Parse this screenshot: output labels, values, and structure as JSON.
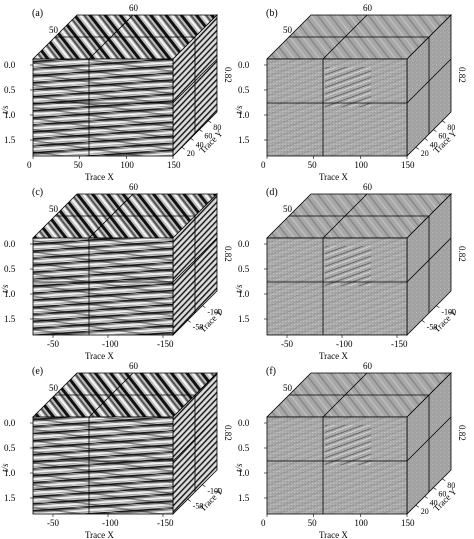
{
  "panels": [
    {
      "label": "(a)",
      "top_tick": "60",
      "top_left_tick": "50",
      "t_ticks": [
        "0.0",
        "0.5",
        "1.0",
        "1.5"
      ],
      "t_label": "t/s",
      "x_ticks": [
        "0",
        "50",
        "100",
        "150"
      ],
      "x_label": "Trace X",
      "y_ticks": [
        "20",
        "40",
        "60",
        "80"
      ],
      "y_label": "Trace Y",
      "right_tick": "0.82",
      "style": "strong"
    },
    {
      "label": "(b)",
      "top_tick": "60",
      "top_left_tick": "50",
      "t_ticks": [
        "0.0",
        "0.5",
        "1.0",
        "1.5"
      ],
      "t_label": "t/s",
      "x_ticks": [
        "0",
        "50",
        "100",
        "150"
      ],
      "x_label": "Trace X",
      "y_ticks": [
        "20",
        "40",
        "60",
        "80"
      ],
      "y_label": "Trace Y",
      "right_tick": "0.82",
      "style": "residual"
    },
    {
      "label": "(c)",
      "top_tick": "60",
      "top_left_tick": "50",
      "t_ticks": [
        "0.0",
        "0.5",
        "1.0",
        "1.5"
      ],
      "t_label": "t/s",
      "x_ticks": [
        "-50",
        "-100",
        "-150"
      ],
      "x_label": "Trace X",
      "y_ticks": [
        "-50",
        "-100"
      ],
      "y_label": "Trace Y",
      "right_tick": "0.82",
      "style": "strong"
    },
    {
      "label": "(d)",
      "top_tick": "60",
      "top_left_tick": "50",
      "t_ticks": [
        "0.0",
        "0.5",
        "1.0",
        "1.5"
      ],
      "t_label": "t/s",
      "x_ticks": [
        "-50",
        "-100",
        "-150"
      ],
      "x_label": "Trace X",
      "y_ticks": [
        "-50",
        "-100"
      ],
      "y_label": "Trace Y",
      "right_tick": "0.82",
      "style": "residual"
    },
    {
      "label": "(e)",
      "top_tick": "60",
      "top_left_tick": "50",
      "t_ticks": [
        "0.0",
        "0.5",
        "1.0",
        "1.5"
      ],
      "t_label": "t/s",
      "x_ticks": [
        "-50",
        "-100",
        "-150"
      ],
      "x_label": "Trace X",
      "y_ticks": [
        "-50",
        "-100"
      ],
      "y_label": "Trace Y",
      "right_tick": "0.82",
      "style": "strong"
    },
    {
      "label": "(f)",
      "top_tick": "60",
      "top_left_tick": "50",
      "t_ticks": [
        "0.0",
        "0.5",
        "1.0",
        "1.5"
      ],
      "t_label": "t/s",
      "x_ticks": [
        "0",
        "50",
        "100",
        "150"
      ],
      "x_label": "Trace X",
      "y_ticks": [
        "20",
        "40",
        "60",
        "80"
      ],
      "y_label": "Trace Y",
      "right_tick": "0.82",
      "style": "residual"
    }
  ]
}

——

§ **TO BE DONE**: Output, exactly, all the records above; include no pictures.

§ **ANSWER IN FULL**:
Parse this screenshot: output labels, values, and structure as JSON.
{
  "panels": [
    {
      "label": "(a)",
      "top_tick": "60",
      "top_left_tick": "50",
      "t_ticks": [
        "0.0",
        "0.5",
        "1.0",
        "1.5"
      ],
      "t_label": "t/s",
      "x_ticks": [
        "0",
        "50",
        "100",
        "150"
      ],
      "x_label": "Trace X",
      "y_ticks": [
        "20",
        "40",
        "60",
        "80"
      ],
      "y_label": "Trace Y",
      "right_tick": "0.82",
      "style": "strong"
    },
    {
      "label": "(b)",
      "top_tick": "60",
      "top_left_tick": "50",
      "t_ticks": [
        "0.0",
        "0.5",
        "1.0",
        "1.5"
      ],
      "t_label": "t/s",
      "x_ticks": [
        "0",
        "50",
        "100",
        "150"
      ],
      "x_label": "Trace X",
      "y_ticks": [
        "20",
        "40",
        "60",
        "80"
      ],
      "y_label": "Trace Y",
      "right_tick": "0.82",
      "style": "residual"
    },
    {
      "label": "(c)",
      "top_tick": "60",
      "top_left_tick": "50",
      "t_ticks": [
        "0.0",
        "0.5",
        "1.0",
        "1.5"
      ],
      "t_label": "t/s",
      "x_ticks": [
        "-50",
        "-100",
        "-150"
      ],
      "x_label": "Trace X",
      "y_ticks": [
        "-50",
        "-100"
      ],
      "y_label": "Trace Y",
      "right_tick": "0.82",
      "style": "strong"
    },
    {
      "label": "(d)",
      "top_tick": "60",
      "top_left_tick": "50",
      "t_ticks": [
        "0.0",
        "0.5",
        "1.0",
        "1.5"
      ],
      "t_label": "t/s",
      "x_ticks": [
        "-50",
        "-100",
        "-150"
      ],
      "x_label": "Trace X",
      "y_ticks": [
        "-50",
        "-100"
      ],
      "y_label": "Trace Y",
      "right_tick": "0.82",
      "style": "residual"
    },
    {
      "label": "(e)",
      "top_tick": "60",
      "top_left_tick": "50",
      "t_ticks": [
        "0.0",
        "0.5",
        "1.0",
        "1.5"
      ],
      "t_label": "t/s",
      "x_ticks": [
        "-50",
        "-100",
        "-150"
      ],
      "x_label": "Trace X",
      "y_ticks": [
        "-50",
        "-100"
      ],
      "y_label": "Trace Y",
      "right_tick": "0.82",
      "style": "strong"
    },
    {
      "label": "(f)",
      "top_tick": "60",
      "top_left_tick": "50",
      "t_ticks": [
        "0.0",
        "0.5",
        "1.0",
        "1.5"
      ],
      "t_label": "t/s",
      "x_ticks": [
        "0",
        "50",
        "100",
        "150"
      ],
      "x_label": "Trace X",
      "y_ticks": [
        "20",
        "40",
        "60",
        "80"
      ],
      "y_label": "Trace Y",
      "right_tick": "0.82",
      "style": "residual"
    }
  ]
}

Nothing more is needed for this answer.